▶ **EXERCISE DETAILS**: Print all entries precisely as they are written.

>> START SUPPLIED DATA

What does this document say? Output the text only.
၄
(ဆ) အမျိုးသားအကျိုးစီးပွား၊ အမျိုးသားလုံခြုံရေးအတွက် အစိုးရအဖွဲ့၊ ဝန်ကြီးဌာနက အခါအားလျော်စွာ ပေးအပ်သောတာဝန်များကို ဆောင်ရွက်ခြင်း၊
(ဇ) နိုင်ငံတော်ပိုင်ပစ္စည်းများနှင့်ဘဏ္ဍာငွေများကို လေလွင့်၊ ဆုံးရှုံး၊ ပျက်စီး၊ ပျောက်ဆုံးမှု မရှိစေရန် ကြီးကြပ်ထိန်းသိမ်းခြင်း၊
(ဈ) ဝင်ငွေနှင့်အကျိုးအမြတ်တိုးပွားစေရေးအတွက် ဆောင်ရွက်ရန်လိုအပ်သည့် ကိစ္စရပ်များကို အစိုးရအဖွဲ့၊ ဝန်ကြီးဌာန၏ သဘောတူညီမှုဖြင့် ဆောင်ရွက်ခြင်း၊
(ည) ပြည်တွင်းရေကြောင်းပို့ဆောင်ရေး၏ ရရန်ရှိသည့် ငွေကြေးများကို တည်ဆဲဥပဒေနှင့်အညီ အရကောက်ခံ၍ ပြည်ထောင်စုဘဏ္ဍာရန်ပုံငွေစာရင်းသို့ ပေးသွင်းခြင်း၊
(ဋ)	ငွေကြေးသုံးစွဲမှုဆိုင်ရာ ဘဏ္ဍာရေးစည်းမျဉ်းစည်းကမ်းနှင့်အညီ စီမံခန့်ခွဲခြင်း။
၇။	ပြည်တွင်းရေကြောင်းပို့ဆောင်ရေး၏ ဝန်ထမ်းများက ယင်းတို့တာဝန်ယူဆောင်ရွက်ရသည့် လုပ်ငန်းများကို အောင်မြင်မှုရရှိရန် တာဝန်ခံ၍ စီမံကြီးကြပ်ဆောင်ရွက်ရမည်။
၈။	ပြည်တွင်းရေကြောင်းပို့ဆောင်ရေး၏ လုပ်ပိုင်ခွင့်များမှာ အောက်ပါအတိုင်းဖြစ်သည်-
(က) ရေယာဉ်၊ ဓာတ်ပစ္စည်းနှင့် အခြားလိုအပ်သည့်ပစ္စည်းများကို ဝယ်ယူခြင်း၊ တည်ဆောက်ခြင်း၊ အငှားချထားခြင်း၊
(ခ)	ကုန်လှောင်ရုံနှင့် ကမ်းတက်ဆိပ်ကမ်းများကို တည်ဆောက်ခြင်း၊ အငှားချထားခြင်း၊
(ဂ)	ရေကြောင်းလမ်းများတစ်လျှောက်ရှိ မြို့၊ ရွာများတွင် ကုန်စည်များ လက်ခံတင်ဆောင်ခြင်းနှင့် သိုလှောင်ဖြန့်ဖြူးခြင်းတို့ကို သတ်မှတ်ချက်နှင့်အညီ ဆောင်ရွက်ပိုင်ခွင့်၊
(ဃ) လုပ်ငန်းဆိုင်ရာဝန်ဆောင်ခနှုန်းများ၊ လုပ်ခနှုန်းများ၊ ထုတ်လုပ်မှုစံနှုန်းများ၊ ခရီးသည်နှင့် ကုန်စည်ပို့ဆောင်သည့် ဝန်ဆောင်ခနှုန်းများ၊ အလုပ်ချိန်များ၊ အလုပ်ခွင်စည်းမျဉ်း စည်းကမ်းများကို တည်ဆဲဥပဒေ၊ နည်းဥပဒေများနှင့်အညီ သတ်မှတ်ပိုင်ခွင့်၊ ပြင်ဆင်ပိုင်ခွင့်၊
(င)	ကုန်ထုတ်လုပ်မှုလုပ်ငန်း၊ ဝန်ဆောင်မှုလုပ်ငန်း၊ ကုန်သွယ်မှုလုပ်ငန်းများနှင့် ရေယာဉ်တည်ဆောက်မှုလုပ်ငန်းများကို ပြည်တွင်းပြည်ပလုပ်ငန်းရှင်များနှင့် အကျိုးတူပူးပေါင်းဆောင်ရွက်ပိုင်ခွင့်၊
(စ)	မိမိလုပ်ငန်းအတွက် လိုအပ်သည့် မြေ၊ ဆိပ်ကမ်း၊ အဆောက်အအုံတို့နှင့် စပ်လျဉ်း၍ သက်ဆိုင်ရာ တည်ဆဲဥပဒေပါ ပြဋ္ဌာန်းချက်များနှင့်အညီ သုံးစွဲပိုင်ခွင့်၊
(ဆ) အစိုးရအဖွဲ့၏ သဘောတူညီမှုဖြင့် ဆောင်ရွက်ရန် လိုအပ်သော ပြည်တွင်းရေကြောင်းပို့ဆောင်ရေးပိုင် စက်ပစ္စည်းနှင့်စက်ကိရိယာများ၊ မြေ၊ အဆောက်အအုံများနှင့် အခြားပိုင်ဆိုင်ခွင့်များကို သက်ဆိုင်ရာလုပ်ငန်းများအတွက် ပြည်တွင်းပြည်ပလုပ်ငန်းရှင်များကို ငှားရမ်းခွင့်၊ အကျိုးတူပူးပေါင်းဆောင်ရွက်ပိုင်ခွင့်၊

>> END SUPPLIED DATA

▶ **RESPONSE TO THE EXERCISE**:
What does this document say? Output the text only.
၄
(ဆ) အမျိုးသားအကျိုးစီးပွား၊ အမျိုးသားလုံခြုံရေးအတွက် အစိုးရအဖွဲ့၊ ဝန်ကြီးဌာနက အခါအားလျော်စွာ ပေးအပ်သောတာဝန်များကို ဆောင်ရွက်ခြင်း၊
(ဇ) နိုင်ငံတော်ပိုင်ပစ္စည်းများနှင့်ဘဏ္ဍာငွေများကို လေလွင့်၊ ဆုံးရှုံး၊ ပျက်စီး၊ ပျောက်ဆုံးမှု မရှိစေရန် ကြီးကြပ်ထိန်းသိမ်းခြင်း၊
(ဈ) ဝင်ငွေနှင့်အကျိုးအမြတ်တိုးပွားစေရေးအတွက် ဆောင်ရွက်ရန်လိုအပ်သည့် ကိစ္စရပ်များကို အစိုးရအဖွဲ့၊ ဝန်ကြီးဌာန၏ သဘောတူညီမှုဖြင့် ဆောင်ရွက်ခြင်း၊
(ည) ပြည်တွင်းရေကြောင်းပို့ဆောင်ရေး၏ ရရန်ရှိသည့် ငွေကြေးများကို တည်ဆဲဥပဒေနှင့်အညီ အရကောက်ခံ၍ ပြည်ထောင်စုဘဏ္ဍာရန်ပုံငွေစာရင်းသို့ ပေးသွင်းခြင်း၊
(ဋ)	ငွေကြေးသုံးစွဲမှုဆိုင်ရာ ဘဏ္ဍာရေးစည်းမျဉ်းစည်းကမ်းနှင့်အညီ စီမံခန့်ခွဲခြင်း။
၇။	ပြည်တွင်းရေကြောင်းပို့ဆောင်ရေး၏ ဝန်ထမ်းများက ယင်းတို့တာဝန်ယူဆောင်ရွက်ရသည့် လုပ်ငန်းများကို အောင်မြင်မှုရရှိရန် တာဝန်ခံ၍ စီမံကြီးကြပ်ဆောင်ရွက်ရမည်။
၈။	ပြည်တွင်းရေကြောင်းပို့ဆောင်ရေး၏ လုပ်ပိုင်ခွင့်များမှာ အောက်ပါအတိုင်းဖြစ်သည်-
(က) ရေယာဉ်၊ ဓာတ်ပစ္စည်းနှင့် အခြားလိုအပ်သည့်ပစ္စည်းများကို ဝယ်ယူခြင်း၊ တည်ဆောက်ခြင်း၊ အငှားချထားခြင်း၊
(ခ)	ကုန်လှောင်ရုံနှင့် ကမ်းတက်ဆိပ်ကမ်းများကို တည်ဆောက်ခြင်း၊ အငှားချထားခြင်း၊
(ဂ)	ရေကြောင်းလမ်းများတစ်လျှောက်ရှိ မြို့၊ ရွာများတွင် ကုန်စည်များ လက်ခံတင်ဆောင်ခြင်းနှင့် သိုလှောင်ဖြန့်ဖြူးခြင်းတို့ကို သတ်မှတ်ချက်နှင့်အညီ ဆောင်ရွက်ပိုင်ခွင့်၊
(ဃ) လုပ်ငန်းဆိုင်ရာဝန်ဆောင်ခနှုန်းများ၊ လုပ်ခနှုန်းများ၊ ထုတ်လုပ်မှုစံနှုန်းများ၊ ခရီးသည်နှင့် ကုန်စည်ပို့ဆောင်သည့် ဝန်ဆောင်ခနှုန်းများ၊ အလုပ်ချိန်များ၊ အလုပ်ခွင်စည်းမျဉ်း စည်းကမ်းများကို တည်ဆဲဥပဒေ၊ နည်းဥပဒေများနှင့်အညီ သတ်မှတ်ပိုင်ခွင့်၊ ပြင်ဆင်ပိုင်ခွင့်၊
(င)	ကုန်ထုတ်လုပ်မှုလုပ်ငန်း၊ ဝန်ဆောင်မှုလုပ်ငန်း၊ ကုန်သွယ်မှုလုပ်ငန်းများနှင့် ရေယာဉ်တည်ဆောက်မှုလုပ်ငန်းများကို ပြည်တွင်းပြည်ပလုပ်ငန်းရှင်များနှင့် အကျိုးတူပူးပေါင်းဆောင်ရွက်ပိုင်ခွင့်၊
(စ)	မိမိလုပ်ငန်းအတွက် လိုအပ်သည့် မြေ၊ ဆိပ်ကမ်း၊ အဆောက်အအုံတို့နှင့် စပ်လျဉ်း၍ သက်ဆိုင်ရာ တည်ဆဲဥပဒေပါ ပြဋ္ဌာန်းချက်များနှင့်အညီ သုံးစွဲပိုင်ခွင့်၊
(ဆ) အစိုးရအဖွဲ့၏ သဘောတူညီမှုဖြင့် ဆောင်ရွက်ရန် လိုအပ်သော ပြည်တွင်းရေကြောင်းပို့ဆောင်ရေးပိုင် စက်ပစ္စည်းနှင့်စက်ကိရိယာများ၊ မြေ၊ အဆောက်အအုံများနှင့် အခြားပိုင်ဆိုင်ခွင့်များကို သက်ဆိုင်ရာလုပ်ငန်းများအတွက် ပြည်တွင်းပြည်ပလုပ်ငန်းရှင်များကို ငှားရမ်းခွင့်၊ အကျိုးတူပူးပေါင်းဆောင်ရွက်ပိုင်ခွင့်၊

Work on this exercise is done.